# start of Information provided
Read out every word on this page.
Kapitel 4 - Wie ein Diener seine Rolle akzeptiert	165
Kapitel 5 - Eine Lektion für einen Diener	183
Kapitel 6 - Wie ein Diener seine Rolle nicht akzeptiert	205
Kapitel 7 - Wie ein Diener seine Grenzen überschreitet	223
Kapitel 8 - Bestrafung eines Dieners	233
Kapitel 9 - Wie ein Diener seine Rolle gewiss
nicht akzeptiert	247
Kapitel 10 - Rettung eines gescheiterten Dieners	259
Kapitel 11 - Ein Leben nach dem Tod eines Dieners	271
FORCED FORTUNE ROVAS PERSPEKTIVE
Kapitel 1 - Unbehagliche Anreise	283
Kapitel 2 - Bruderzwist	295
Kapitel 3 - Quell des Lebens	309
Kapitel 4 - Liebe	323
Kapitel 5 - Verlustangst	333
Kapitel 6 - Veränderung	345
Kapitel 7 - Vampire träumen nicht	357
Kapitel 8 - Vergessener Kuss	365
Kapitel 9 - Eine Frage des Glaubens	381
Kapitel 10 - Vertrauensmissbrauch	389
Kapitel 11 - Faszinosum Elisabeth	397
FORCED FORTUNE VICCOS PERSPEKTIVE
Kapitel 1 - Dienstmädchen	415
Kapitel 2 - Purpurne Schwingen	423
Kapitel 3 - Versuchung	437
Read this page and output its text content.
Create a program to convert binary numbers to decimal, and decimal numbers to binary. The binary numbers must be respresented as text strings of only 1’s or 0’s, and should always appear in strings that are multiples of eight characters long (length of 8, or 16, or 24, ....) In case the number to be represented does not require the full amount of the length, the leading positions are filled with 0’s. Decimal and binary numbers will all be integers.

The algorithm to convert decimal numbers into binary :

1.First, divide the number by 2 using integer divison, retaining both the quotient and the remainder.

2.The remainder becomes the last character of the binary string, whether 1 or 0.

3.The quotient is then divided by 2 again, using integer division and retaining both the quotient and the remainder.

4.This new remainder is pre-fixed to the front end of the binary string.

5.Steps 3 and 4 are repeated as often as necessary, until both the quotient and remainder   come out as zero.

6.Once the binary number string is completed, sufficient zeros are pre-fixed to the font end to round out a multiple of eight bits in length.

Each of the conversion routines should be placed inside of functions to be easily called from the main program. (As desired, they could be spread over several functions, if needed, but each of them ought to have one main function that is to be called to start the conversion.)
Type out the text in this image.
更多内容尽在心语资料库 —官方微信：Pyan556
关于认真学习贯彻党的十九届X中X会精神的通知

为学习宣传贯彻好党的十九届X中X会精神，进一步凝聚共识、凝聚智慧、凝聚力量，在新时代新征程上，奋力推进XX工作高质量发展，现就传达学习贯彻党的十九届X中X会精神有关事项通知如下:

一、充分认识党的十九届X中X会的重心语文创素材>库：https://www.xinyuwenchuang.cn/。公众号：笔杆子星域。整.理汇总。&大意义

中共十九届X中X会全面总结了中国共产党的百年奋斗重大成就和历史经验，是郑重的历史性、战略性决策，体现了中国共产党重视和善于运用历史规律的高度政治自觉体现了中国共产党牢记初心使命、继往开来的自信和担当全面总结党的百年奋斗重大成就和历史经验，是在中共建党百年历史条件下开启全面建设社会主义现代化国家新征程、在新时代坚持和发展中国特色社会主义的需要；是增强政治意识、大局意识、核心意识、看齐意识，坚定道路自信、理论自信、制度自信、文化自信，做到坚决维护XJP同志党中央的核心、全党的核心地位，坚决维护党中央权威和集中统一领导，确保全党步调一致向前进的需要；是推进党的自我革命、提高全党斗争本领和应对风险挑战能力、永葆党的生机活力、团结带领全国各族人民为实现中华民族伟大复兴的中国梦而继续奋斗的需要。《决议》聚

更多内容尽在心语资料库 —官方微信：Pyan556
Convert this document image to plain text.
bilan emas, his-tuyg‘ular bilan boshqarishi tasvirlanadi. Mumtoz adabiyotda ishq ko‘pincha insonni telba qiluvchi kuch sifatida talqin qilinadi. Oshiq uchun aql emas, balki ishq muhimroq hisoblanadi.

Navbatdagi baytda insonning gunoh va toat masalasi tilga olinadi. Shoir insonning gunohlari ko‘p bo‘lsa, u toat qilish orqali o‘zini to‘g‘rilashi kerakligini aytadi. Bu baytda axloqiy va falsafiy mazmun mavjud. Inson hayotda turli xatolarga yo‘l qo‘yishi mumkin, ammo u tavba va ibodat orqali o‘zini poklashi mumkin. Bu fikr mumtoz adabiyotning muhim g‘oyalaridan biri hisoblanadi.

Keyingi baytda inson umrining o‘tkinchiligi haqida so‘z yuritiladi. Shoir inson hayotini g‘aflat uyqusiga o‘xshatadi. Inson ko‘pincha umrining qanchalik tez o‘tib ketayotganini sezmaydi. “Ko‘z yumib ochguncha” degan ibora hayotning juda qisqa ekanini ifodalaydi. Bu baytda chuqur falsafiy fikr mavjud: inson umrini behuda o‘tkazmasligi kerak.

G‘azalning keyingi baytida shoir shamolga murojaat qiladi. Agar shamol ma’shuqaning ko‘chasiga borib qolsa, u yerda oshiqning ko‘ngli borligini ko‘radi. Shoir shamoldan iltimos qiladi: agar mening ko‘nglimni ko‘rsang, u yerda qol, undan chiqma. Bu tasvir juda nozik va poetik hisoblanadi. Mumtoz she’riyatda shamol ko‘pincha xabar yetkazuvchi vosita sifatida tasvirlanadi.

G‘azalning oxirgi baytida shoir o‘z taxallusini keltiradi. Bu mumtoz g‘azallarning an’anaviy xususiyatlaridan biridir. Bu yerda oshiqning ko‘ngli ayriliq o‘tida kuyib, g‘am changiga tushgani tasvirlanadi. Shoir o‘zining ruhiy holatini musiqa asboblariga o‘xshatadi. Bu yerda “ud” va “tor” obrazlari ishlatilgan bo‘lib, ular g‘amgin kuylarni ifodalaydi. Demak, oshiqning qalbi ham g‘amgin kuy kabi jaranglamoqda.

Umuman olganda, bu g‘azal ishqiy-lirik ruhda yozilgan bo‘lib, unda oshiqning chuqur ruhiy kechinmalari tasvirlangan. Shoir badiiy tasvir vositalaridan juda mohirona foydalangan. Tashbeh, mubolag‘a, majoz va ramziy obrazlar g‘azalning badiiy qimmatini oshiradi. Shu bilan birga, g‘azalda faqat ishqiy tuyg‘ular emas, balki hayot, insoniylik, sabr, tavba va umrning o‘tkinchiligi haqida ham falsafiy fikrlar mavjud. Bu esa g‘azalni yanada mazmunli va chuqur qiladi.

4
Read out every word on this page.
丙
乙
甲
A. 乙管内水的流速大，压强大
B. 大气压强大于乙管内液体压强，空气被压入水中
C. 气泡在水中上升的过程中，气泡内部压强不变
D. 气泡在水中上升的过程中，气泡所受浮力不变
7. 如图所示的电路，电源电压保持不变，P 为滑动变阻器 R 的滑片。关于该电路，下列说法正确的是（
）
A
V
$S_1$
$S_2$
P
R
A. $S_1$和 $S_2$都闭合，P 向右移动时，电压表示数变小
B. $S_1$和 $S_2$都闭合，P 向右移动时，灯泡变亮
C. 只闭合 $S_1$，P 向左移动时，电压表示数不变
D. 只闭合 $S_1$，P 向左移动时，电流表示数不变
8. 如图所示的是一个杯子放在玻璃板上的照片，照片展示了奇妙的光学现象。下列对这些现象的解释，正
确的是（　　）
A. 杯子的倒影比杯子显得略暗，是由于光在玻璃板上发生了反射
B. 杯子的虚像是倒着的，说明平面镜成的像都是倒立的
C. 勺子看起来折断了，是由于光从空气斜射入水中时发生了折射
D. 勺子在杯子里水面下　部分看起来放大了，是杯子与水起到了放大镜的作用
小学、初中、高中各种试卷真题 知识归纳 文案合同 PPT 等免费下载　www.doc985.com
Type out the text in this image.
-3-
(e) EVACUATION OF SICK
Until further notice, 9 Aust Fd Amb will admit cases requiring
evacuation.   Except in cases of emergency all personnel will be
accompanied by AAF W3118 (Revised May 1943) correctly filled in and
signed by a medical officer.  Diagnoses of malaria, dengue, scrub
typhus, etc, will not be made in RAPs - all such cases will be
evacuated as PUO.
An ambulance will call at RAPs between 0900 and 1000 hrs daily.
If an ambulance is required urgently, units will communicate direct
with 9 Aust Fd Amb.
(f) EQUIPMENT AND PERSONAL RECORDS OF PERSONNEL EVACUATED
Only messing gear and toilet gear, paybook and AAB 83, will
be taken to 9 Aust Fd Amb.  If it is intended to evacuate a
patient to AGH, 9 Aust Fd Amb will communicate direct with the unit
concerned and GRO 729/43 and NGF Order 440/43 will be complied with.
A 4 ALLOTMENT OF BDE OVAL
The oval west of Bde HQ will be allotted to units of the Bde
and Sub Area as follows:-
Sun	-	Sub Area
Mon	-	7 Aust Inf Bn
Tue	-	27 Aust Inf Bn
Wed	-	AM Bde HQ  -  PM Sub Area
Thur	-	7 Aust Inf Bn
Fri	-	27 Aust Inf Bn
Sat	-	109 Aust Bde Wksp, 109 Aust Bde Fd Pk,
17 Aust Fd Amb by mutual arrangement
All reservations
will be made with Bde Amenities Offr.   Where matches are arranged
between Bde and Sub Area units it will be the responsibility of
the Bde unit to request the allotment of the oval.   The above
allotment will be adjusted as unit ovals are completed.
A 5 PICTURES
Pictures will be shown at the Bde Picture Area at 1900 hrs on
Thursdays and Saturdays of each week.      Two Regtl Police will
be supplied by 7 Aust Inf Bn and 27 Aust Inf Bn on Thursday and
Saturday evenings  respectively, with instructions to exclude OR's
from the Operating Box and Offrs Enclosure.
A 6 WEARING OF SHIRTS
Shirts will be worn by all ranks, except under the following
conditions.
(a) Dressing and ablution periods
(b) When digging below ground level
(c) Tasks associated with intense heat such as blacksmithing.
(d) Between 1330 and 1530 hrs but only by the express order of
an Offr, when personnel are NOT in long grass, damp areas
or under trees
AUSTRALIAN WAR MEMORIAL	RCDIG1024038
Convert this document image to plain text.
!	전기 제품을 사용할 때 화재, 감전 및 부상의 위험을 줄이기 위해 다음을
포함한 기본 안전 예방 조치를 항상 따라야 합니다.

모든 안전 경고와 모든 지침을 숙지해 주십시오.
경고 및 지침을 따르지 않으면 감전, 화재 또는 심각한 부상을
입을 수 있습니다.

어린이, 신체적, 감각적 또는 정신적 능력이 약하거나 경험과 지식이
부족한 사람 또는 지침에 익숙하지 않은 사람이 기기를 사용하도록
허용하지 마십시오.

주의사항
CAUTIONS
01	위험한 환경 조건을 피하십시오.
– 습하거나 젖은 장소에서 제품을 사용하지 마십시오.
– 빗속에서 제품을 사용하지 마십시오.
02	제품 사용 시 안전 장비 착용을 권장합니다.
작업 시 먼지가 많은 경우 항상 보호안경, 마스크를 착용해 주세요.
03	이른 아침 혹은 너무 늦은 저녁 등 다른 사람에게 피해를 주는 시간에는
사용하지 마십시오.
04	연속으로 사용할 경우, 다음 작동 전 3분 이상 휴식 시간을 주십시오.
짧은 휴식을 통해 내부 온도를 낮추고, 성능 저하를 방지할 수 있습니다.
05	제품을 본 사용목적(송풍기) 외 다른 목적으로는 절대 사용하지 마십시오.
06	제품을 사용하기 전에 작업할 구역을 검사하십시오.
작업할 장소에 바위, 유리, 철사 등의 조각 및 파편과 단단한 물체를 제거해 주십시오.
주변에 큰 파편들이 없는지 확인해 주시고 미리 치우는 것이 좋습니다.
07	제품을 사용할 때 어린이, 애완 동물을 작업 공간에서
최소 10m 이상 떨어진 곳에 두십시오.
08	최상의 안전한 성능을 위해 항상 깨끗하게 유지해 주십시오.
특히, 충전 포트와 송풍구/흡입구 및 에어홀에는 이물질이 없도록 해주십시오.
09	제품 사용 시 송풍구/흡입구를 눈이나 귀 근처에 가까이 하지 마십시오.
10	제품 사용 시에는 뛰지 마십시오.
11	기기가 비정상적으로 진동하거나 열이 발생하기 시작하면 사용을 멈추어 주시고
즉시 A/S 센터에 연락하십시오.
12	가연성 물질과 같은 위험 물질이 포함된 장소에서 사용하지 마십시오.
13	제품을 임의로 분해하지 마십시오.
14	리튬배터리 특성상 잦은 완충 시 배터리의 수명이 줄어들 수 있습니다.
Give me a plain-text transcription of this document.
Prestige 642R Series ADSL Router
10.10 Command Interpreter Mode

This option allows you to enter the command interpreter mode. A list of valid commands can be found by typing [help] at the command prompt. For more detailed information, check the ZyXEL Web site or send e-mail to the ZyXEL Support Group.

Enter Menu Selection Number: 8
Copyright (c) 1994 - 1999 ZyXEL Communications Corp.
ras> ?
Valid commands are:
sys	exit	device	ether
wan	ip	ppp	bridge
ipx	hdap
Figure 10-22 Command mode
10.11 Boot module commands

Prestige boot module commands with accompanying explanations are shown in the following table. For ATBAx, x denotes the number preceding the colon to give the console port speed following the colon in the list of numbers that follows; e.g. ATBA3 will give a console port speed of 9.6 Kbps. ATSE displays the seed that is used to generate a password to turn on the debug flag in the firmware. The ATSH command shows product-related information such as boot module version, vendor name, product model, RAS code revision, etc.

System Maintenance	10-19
# end of Information provided
== What you are asked to do ==
Which lines in the records above contain the string "ambulance"? Copy each one.

== The completed task ==
An ambulance will call at RAPs between 0900 and 1000 hrs daily.
If an ambulance is required urgently, units will communicate direct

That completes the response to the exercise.